Each line from the line holding "Give me a plain-text" through the last line should be written out exactly, with nothing else and no images.

Data records

-=-=-

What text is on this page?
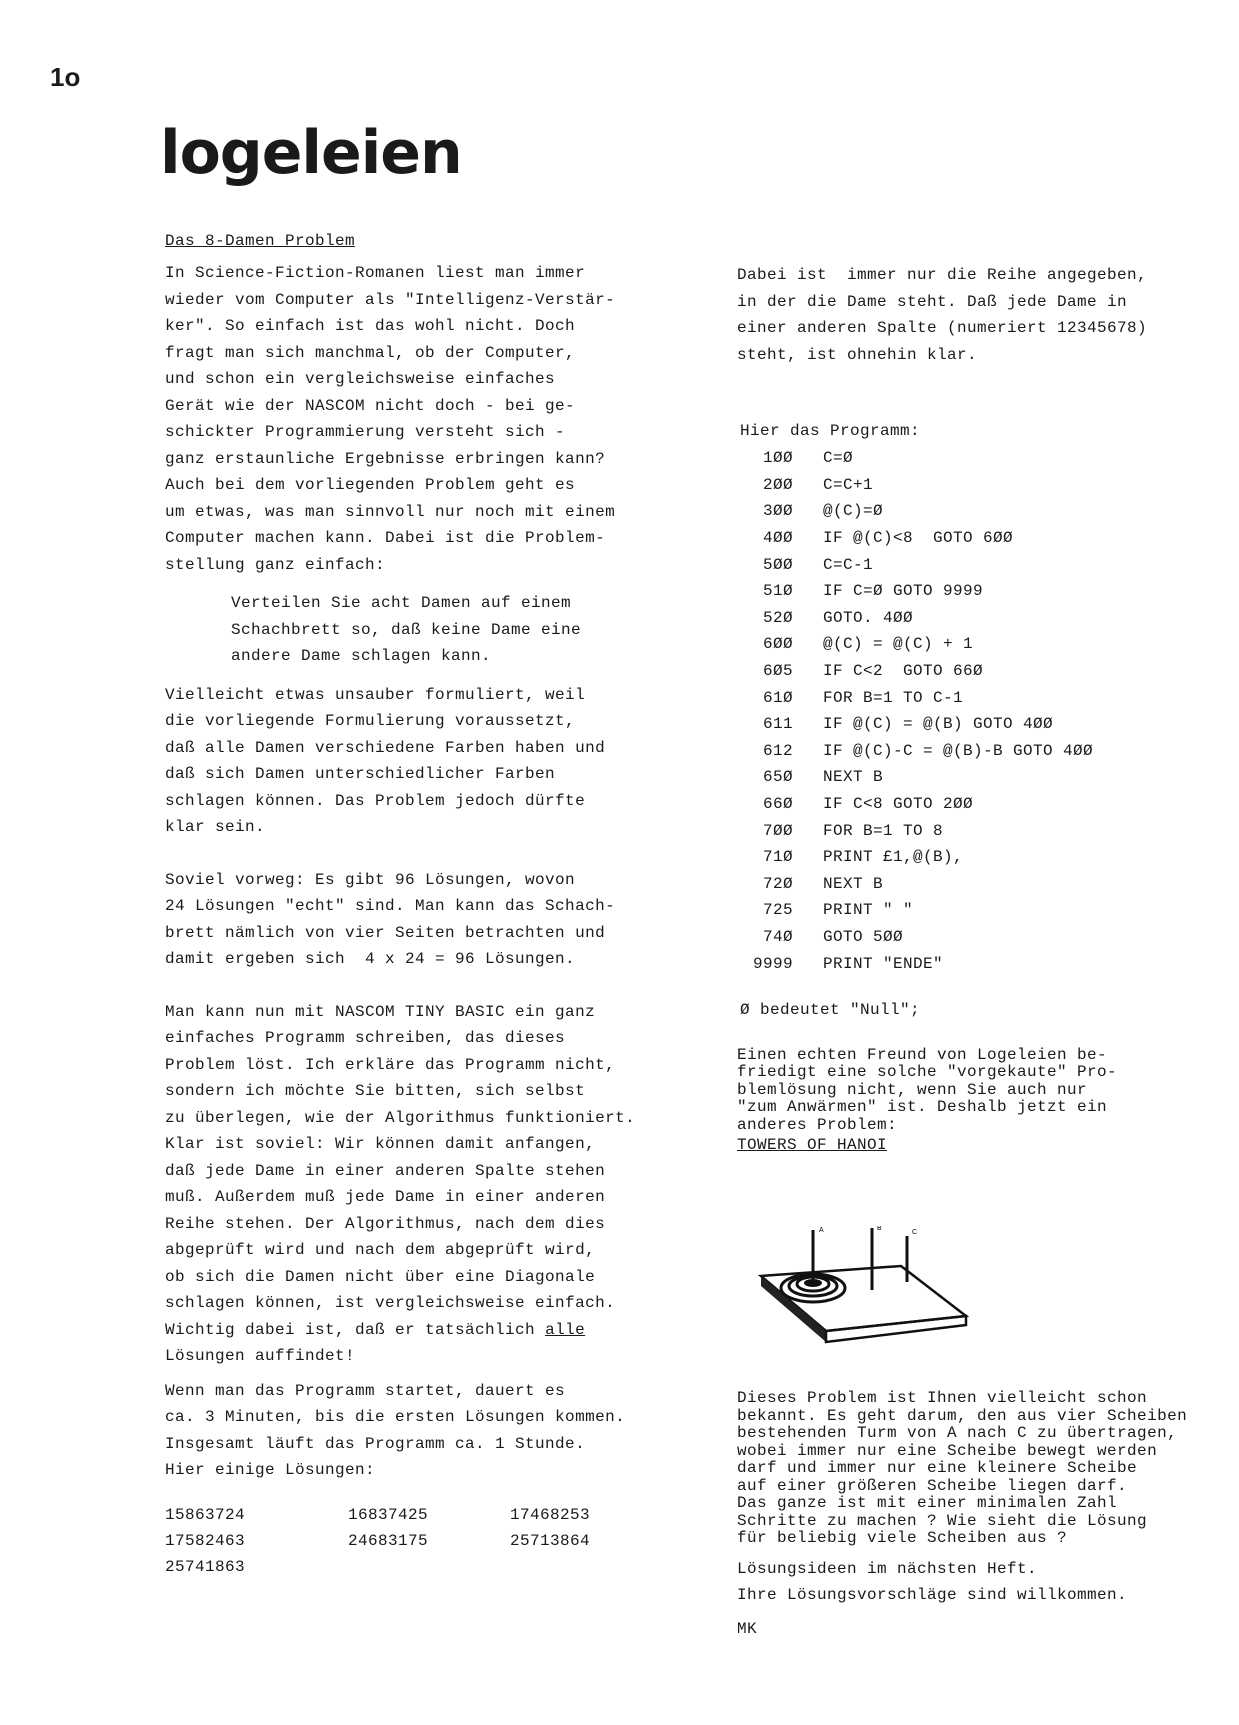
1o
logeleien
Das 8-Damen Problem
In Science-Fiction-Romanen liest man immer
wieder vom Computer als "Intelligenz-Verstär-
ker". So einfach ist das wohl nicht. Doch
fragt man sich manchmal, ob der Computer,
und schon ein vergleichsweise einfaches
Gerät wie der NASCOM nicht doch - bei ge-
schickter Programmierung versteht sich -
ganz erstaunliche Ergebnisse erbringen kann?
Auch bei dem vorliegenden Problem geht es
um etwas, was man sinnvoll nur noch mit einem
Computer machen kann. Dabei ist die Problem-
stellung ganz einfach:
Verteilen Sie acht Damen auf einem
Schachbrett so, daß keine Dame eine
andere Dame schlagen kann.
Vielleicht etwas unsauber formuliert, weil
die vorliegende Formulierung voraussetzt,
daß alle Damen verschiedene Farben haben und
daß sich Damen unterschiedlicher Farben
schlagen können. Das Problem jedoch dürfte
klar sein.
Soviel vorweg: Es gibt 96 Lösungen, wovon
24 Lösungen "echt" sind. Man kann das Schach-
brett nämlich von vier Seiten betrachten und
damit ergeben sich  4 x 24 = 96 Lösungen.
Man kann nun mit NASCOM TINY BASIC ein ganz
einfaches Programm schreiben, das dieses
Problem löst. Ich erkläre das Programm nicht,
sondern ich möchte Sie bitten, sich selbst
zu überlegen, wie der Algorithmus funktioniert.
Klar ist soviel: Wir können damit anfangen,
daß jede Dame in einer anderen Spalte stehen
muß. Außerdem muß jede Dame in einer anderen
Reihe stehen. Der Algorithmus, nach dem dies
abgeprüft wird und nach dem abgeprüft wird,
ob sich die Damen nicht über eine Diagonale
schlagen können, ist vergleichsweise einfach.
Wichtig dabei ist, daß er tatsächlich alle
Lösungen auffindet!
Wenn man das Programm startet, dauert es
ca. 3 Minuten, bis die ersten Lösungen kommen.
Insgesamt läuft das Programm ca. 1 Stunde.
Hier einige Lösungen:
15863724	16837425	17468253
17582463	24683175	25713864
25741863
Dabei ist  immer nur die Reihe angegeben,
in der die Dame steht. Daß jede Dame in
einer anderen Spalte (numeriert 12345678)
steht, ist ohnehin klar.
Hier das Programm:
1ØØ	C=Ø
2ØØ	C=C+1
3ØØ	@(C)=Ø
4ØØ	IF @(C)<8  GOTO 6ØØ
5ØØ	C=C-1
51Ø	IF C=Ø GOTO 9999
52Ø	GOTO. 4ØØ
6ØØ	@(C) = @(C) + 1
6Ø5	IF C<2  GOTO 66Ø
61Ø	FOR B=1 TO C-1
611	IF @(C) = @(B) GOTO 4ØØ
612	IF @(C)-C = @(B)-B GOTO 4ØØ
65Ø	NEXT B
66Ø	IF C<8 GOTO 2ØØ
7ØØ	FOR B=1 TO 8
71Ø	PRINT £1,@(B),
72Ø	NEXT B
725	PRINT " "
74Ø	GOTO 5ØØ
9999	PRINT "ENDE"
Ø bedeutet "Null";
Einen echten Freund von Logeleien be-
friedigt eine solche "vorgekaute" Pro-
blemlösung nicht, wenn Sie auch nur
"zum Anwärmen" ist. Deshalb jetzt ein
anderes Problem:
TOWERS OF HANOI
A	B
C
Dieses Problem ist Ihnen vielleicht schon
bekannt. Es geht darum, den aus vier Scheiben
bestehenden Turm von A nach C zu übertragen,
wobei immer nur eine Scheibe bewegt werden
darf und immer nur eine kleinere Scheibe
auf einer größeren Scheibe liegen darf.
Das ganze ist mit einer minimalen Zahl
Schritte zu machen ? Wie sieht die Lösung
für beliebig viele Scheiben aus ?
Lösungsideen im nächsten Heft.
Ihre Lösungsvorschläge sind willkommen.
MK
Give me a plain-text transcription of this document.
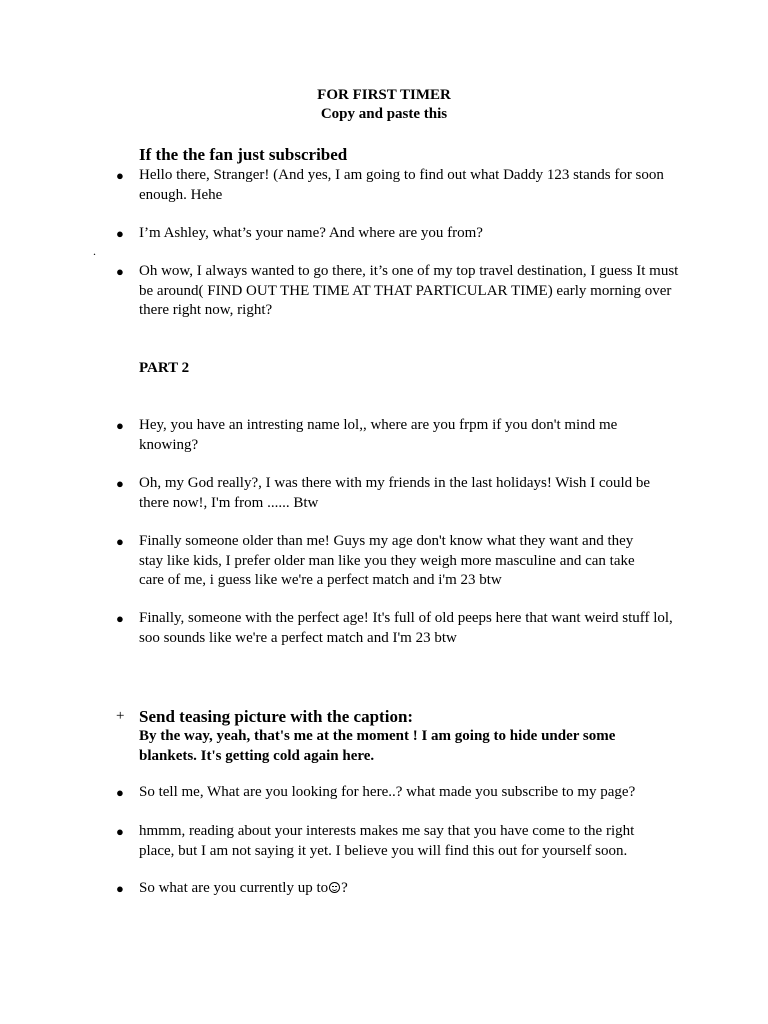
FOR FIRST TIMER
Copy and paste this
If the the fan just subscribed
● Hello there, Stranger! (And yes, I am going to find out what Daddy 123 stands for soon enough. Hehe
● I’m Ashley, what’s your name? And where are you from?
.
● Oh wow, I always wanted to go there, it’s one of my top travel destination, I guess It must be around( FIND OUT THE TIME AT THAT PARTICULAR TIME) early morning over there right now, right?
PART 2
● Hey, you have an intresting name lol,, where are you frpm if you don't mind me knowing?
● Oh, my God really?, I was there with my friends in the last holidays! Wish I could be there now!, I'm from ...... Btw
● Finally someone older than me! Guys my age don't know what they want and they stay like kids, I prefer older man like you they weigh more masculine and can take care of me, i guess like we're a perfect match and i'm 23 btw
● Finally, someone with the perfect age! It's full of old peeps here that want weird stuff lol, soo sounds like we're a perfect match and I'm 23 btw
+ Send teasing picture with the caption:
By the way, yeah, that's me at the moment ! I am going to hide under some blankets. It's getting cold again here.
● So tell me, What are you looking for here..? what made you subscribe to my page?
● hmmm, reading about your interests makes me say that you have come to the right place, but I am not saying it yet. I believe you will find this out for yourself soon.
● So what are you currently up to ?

-=-=-

◆ **EXERCISE RESPONSE**
Give me a plain-text transcription of this document.
FOR FIRST TIMER
Copy and paste this
If the the fan just subscribed
● Hello there, Stranger! (And yes, I am going to find out what Daddy 123 stands for soon enough. Hehe
● I’m Ashley, what’s your name? And where are you from?
.
● Oh wow, I always wanted to go there, it’s one of my top travel destination, I guess It must be around( FIND OUT THE TIME AT THAT PARTICULAR TIME) early morning over there right now, right?
PART 2
● Hey, you have an intresting name lol,, where are you frpm if you don't mind me knowing?
● Oh, my God really?, I was there with my friends in the last holidays! Wish I could be there now!, I'm from ...... Btw
● Finally someone older than me! Guys my age don't know what they want and they stay like kids, I prefer older man like you they weigh more masculine and can take care of me, i guess like we're a perfect match and i'm 23 btw
● Finally, someone with the perfect age! It's full of old peeps here that want weird stuff lol, soo sounds like we're a perfect match and I'm 23 btw
+ Send teasing picture with the caption:
By the way, yeah, that's me at the moment ! I am going to hide under some blankets. It's getting cold again here.
● So tell me, What are you looking for here..? what made you subscribe to my page?
● hmmm, reading about your interests makes me say that you have come to the right place, but I am not saying it yet. I believe you will find this out for yourself soon.
● So what are you currently up to ?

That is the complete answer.